[Extracted records]
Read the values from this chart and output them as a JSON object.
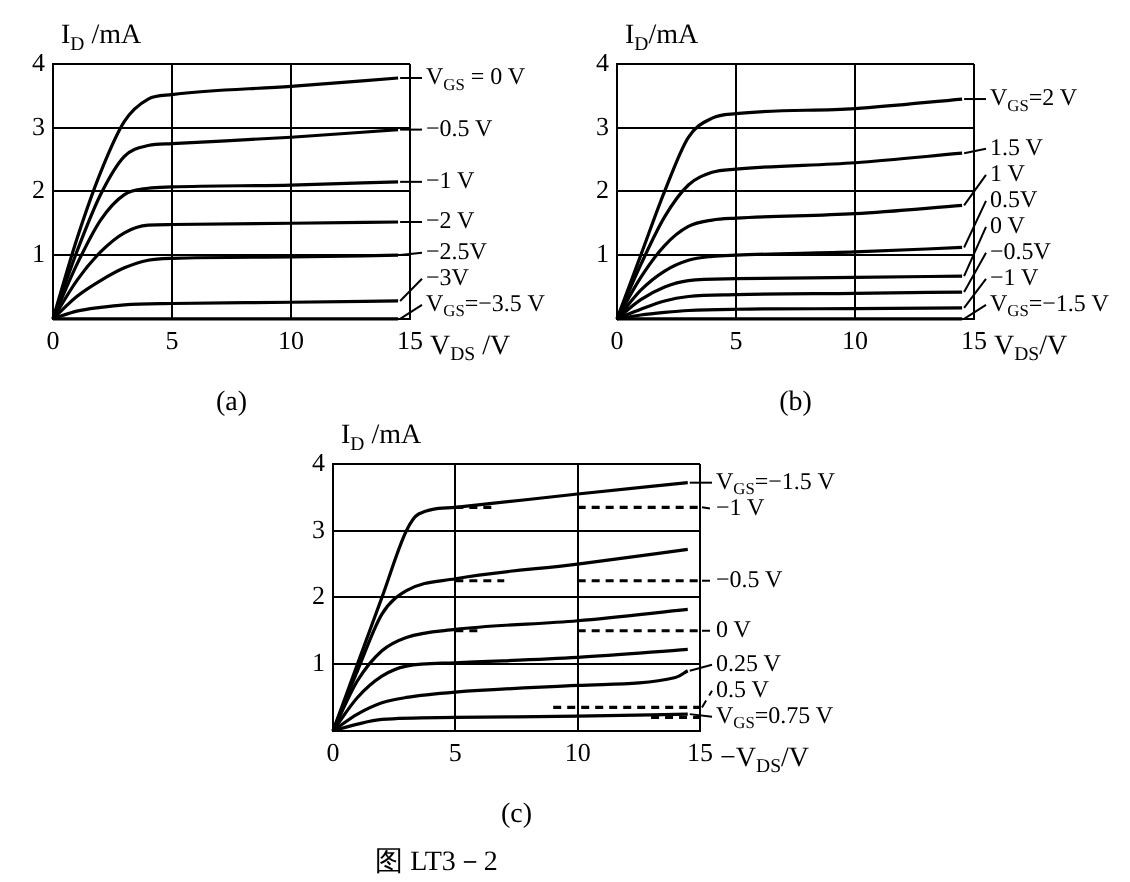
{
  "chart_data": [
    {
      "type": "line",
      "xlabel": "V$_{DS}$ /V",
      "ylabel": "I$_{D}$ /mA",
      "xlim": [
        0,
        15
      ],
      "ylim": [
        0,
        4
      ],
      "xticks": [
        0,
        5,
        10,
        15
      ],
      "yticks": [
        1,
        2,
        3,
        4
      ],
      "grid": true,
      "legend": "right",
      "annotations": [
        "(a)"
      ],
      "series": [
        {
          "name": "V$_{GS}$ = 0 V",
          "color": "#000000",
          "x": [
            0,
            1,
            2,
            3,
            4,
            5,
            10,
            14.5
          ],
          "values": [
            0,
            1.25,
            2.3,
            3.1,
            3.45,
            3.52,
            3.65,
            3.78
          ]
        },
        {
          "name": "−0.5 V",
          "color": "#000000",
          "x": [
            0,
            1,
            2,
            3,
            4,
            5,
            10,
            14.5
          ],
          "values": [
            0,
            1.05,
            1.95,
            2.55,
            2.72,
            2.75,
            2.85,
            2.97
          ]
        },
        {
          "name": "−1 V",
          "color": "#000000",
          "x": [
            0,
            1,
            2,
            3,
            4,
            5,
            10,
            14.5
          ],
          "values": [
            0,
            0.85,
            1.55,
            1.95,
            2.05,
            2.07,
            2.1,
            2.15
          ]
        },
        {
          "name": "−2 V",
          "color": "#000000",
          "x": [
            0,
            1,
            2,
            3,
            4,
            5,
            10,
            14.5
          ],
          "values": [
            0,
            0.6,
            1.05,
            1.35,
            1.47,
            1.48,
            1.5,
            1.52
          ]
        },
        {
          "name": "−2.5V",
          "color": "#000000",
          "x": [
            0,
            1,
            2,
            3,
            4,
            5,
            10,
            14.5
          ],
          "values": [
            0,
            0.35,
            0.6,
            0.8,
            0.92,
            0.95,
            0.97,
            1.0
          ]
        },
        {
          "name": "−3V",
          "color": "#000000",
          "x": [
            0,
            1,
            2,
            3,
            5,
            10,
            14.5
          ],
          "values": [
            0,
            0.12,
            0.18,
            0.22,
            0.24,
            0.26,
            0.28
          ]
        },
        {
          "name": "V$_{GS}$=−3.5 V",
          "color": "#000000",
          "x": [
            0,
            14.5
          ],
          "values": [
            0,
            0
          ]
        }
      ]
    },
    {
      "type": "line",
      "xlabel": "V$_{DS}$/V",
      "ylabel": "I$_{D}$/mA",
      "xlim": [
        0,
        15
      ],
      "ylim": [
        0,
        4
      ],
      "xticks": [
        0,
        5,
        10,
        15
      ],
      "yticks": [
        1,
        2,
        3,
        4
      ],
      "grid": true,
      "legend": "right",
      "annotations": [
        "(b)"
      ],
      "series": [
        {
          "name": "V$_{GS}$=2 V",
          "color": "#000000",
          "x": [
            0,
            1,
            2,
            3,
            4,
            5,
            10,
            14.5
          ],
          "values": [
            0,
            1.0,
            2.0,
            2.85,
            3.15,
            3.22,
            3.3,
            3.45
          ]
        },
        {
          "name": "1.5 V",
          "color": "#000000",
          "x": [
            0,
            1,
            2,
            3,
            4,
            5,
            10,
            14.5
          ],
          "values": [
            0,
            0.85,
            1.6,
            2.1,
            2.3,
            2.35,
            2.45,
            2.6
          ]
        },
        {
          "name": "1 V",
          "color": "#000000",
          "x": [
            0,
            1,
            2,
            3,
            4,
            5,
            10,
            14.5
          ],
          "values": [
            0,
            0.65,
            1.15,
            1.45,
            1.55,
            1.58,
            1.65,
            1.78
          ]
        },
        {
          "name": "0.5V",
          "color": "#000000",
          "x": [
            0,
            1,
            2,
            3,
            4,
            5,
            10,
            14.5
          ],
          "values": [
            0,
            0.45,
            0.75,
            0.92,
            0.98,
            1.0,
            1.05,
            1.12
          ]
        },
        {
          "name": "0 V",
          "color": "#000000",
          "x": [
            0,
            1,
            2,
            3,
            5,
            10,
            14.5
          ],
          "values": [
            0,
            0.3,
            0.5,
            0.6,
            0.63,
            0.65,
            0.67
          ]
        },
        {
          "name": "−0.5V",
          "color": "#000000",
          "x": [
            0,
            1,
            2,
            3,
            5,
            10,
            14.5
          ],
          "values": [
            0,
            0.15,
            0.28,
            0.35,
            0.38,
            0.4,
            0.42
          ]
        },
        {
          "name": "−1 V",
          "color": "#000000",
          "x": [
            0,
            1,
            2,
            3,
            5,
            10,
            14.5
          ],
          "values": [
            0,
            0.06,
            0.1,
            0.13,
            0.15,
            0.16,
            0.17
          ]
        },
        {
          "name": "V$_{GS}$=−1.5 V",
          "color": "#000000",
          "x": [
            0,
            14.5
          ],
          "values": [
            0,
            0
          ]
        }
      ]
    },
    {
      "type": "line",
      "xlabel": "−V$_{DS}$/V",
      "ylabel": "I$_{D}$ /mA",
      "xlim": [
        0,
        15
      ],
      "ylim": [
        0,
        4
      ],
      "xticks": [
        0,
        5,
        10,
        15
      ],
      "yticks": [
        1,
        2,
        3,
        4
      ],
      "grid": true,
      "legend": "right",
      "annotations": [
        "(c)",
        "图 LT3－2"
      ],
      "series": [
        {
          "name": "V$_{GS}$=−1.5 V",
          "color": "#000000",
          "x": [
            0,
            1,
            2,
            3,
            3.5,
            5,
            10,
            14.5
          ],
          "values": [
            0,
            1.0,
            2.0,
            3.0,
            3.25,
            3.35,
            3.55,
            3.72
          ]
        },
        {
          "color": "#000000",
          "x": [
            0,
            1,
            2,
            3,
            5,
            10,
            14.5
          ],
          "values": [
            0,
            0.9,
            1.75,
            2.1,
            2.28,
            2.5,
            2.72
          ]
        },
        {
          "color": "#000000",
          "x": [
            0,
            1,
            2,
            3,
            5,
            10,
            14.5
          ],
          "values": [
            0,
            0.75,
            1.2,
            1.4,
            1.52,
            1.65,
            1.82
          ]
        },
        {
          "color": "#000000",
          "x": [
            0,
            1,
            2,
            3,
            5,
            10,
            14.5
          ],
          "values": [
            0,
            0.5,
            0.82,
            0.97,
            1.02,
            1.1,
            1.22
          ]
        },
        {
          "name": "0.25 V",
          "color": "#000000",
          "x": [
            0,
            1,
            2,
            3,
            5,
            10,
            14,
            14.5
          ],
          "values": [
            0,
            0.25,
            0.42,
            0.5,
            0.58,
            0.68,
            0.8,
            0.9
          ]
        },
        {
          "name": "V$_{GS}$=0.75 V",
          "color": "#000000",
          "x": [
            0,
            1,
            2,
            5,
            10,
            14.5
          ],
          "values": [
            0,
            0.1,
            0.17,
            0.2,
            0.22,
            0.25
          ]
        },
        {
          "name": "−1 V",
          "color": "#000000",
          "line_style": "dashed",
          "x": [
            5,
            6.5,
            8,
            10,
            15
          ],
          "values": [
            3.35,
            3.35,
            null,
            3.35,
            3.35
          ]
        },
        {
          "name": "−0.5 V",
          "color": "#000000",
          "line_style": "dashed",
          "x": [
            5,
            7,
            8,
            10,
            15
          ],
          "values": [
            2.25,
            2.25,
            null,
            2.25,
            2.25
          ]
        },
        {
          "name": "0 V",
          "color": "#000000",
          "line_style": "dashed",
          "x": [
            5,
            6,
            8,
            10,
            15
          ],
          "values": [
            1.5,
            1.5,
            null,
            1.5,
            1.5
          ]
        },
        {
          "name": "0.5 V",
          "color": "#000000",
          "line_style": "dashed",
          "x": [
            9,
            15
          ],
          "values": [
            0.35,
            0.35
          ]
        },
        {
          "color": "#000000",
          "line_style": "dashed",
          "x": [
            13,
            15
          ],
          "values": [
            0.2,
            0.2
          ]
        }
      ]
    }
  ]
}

== WHAT YOU HAVE TO DO ==
From the data, pick out every line that includes "xlabel".

== ANSWER FOR THE TASK ==
      "xlabel": "V$_{DS}$ /V",
      "xlabel": "V$_{DS}$/V",
      "xlabel": "−V$_{DS}$/V",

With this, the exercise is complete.